• PARTS OF THE EXERCISE
A - Answer these about the essay on fascism:
(i) What word does the Saturday Night Live host say first comes to mind about Minneapolis?
(ii) What name does the literature give to Césaire's argument about fascism?
(iii) Which Ida B Wells book is quoted, and in what year did it appear?
B - In the essay on fascism, swap "commentators" for "observers" and give the passage from "Some commentators have" to "into full-blown fascism." again.

• SOURCE EXTRACT
In a recent Saturday Night Live episode, when asked about Minneapolis, one of the white hosts intones: “Well, the first word that comes to mind is unprecedented. You’ve got federal officers roaming the streets just pulling people out of their cars based on how they look. This just doesn’t happen in America.” The joke is, of course, that “this” has been happening forever, but to Black people in America. Now that it is happening to others, and particularly now that white protesters are being killed in the streets, it is suddenly a national emergency.
In his 1955 work Discourse on Colonialism, Aimé Césaire, the French poet and politician, argues that fascism was the result of bringing to bear on domestic populations the tactics European countries used on their colonial subjects in Africa. This is what has been called in the literature the “imperial boomerang thesis”. As many have been pointing out on social media and elsewhere, if we think of the US Black American population as an internally colonized population, then you can see what is happening on the streets of Minneapolis as a manifestation of the imperial boomerang thesis.
It is an old point in the literature on fascism that if you allow fascism somewhere – in Guantánamo Bay, in Israel, on the streets of American cities – it will soon leak out everywhere. As Ida B Wells noted in her 1892 book Southern Horrors: “They forget that a concession of the right to lynch a man for a certain crime … concedes the right to lynch any person for any crime.”
Some commentators have taken the fact that the violence we are seeing is familiar in the US – arbitrary killings by legal authorities – to draw the conclusion that what we are seeing is not fascism, but just America as it always has been. But fascism is characteristically arbitrary legal practices applied outside of what had been a standard exception – in the case of the United States, that would be generalizing the arbitrary violence directed at Black populations to the population as a whole. Fascism feeds off exceptions to equal personhood, adopting practices honed on those considered lesser-than to apply to the regime’s political opponents. America has always been structured on exceptions to equal personhood. These exceptions laid the groundwork for the descent of the US into full-blown fascism.
We can also not maintain that the situation is merely the expansion of America’s fascist practices directed against non-white populations to the population at large. Fascism brings with it an intensification of the campaign against the exceptions, since it rips off the facade of pretense.

• RECORDS
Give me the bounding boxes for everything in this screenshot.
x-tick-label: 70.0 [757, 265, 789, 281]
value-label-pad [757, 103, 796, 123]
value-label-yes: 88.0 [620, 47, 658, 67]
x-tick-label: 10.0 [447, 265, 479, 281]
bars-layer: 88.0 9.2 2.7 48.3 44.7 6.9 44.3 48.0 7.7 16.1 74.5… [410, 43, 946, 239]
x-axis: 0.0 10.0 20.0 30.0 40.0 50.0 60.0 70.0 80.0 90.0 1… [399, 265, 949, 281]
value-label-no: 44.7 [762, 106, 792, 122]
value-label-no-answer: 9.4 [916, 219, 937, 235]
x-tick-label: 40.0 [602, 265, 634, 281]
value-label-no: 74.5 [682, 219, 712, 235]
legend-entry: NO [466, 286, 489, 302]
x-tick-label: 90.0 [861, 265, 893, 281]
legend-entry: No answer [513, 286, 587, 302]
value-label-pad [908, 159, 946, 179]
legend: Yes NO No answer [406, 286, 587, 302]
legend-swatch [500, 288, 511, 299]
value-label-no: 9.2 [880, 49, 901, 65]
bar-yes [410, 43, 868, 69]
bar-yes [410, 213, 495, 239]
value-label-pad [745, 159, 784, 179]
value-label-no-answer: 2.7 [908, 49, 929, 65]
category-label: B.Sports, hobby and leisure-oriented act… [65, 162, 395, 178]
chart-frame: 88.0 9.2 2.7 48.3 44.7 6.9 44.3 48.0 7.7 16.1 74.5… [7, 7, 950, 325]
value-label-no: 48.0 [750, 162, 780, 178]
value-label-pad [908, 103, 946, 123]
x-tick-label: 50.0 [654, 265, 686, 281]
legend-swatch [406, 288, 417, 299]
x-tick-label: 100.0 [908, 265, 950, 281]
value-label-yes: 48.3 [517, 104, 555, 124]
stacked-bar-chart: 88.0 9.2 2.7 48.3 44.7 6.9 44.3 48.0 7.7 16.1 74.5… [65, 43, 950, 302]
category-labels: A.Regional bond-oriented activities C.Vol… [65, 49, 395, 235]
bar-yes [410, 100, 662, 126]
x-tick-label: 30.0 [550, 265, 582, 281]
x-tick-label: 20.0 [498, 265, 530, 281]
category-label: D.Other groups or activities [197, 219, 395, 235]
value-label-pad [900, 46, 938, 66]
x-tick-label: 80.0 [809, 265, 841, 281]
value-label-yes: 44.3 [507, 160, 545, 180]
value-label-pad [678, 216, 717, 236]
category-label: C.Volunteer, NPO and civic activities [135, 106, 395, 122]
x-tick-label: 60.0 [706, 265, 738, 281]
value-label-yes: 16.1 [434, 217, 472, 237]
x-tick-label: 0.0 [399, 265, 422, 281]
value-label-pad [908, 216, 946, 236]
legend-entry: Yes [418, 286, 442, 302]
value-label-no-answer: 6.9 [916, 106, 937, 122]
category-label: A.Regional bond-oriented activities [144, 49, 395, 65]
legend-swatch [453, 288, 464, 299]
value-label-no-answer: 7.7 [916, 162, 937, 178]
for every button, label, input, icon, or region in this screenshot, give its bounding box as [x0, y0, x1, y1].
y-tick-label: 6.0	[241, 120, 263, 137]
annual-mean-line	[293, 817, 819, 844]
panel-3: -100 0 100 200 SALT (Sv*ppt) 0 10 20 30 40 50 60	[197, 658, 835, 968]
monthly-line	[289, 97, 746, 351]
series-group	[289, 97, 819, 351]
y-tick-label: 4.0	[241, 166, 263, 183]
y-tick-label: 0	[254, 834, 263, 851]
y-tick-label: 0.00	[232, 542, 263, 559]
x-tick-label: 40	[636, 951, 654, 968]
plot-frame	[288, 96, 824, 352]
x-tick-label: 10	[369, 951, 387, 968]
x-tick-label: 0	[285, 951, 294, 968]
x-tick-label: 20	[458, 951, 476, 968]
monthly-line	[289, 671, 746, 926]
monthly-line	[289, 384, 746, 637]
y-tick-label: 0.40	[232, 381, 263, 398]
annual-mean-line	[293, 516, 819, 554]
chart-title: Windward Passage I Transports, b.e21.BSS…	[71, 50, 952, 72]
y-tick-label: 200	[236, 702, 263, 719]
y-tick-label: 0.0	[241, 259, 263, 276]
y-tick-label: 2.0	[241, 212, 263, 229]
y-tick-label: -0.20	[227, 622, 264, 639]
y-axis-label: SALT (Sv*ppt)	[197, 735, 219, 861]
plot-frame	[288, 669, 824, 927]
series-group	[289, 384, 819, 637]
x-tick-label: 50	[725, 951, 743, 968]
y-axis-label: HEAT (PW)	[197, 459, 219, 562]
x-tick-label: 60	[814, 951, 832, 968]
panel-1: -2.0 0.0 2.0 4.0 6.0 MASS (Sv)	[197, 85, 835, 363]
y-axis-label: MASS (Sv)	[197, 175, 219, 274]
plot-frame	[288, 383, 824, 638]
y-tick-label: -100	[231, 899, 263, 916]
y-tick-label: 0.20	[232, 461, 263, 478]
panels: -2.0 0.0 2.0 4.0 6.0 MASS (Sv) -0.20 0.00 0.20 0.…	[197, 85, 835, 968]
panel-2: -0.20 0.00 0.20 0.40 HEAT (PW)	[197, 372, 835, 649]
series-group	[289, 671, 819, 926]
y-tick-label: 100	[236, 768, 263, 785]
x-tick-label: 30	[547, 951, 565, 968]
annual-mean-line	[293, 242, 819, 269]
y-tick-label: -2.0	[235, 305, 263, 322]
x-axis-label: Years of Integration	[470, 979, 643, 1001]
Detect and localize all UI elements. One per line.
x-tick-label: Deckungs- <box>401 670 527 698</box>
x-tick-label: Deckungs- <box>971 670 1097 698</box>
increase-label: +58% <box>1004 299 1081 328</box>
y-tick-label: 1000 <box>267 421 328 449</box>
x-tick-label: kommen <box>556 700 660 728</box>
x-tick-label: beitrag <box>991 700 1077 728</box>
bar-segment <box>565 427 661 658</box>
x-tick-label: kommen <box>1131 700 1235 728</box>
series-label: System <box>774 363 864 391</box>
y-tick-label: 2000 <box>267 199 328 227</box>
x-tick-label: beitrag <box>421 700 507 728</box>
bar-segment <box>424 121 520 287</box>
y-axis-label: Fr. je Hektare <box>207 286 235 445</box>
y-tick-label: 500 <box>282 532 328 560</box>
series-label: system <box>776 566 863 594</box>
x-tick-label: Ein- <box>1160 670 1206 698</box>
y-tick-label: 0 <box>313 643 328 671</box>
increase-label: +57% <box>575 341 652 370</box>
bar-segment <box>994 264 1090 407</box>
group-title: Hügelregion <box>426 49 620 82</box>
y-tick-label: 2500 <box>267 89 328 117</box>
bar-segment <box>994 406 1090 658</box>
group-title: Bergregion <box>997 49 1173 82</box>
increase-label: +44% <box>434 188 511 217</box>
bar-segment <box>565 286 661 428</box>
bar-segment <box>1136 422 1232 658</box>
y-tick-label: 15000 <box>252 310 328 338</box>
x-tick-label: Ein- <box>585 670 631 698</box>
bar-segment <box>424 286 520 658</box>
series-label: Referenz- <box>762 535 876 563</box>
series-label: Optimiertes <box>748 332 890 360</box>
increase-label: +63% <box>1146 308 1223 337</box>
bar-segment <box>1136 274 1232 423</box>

• CORRECT ANSWERS
A -
(i) Unprecedented
(ii) The "imperial boomerang thesis"
(iii) Southern Horrors, 1892

B -
Some observers have taken the fact that the violence we are seeing is familiar in the US – arbitrary killings by legal authorities – to draw the conclusion that what we are seeing is not fascism, but just America as it always has been. But fascism is characteristically arbitrary legal practices applied outside of what had been a standard exception – in the case of the United States, that would be generalizing the arbitrary violence directed at Black populations to the population as a whole. Fascism feeds off exceptions to equal personhood, adopting practices honed on those considered lesser-than to apply to the regime’s political opponents. America has always been structured on exceptions to equal personhood. These exceptions laid the groundwork for the descent of the US into full-blown fascism.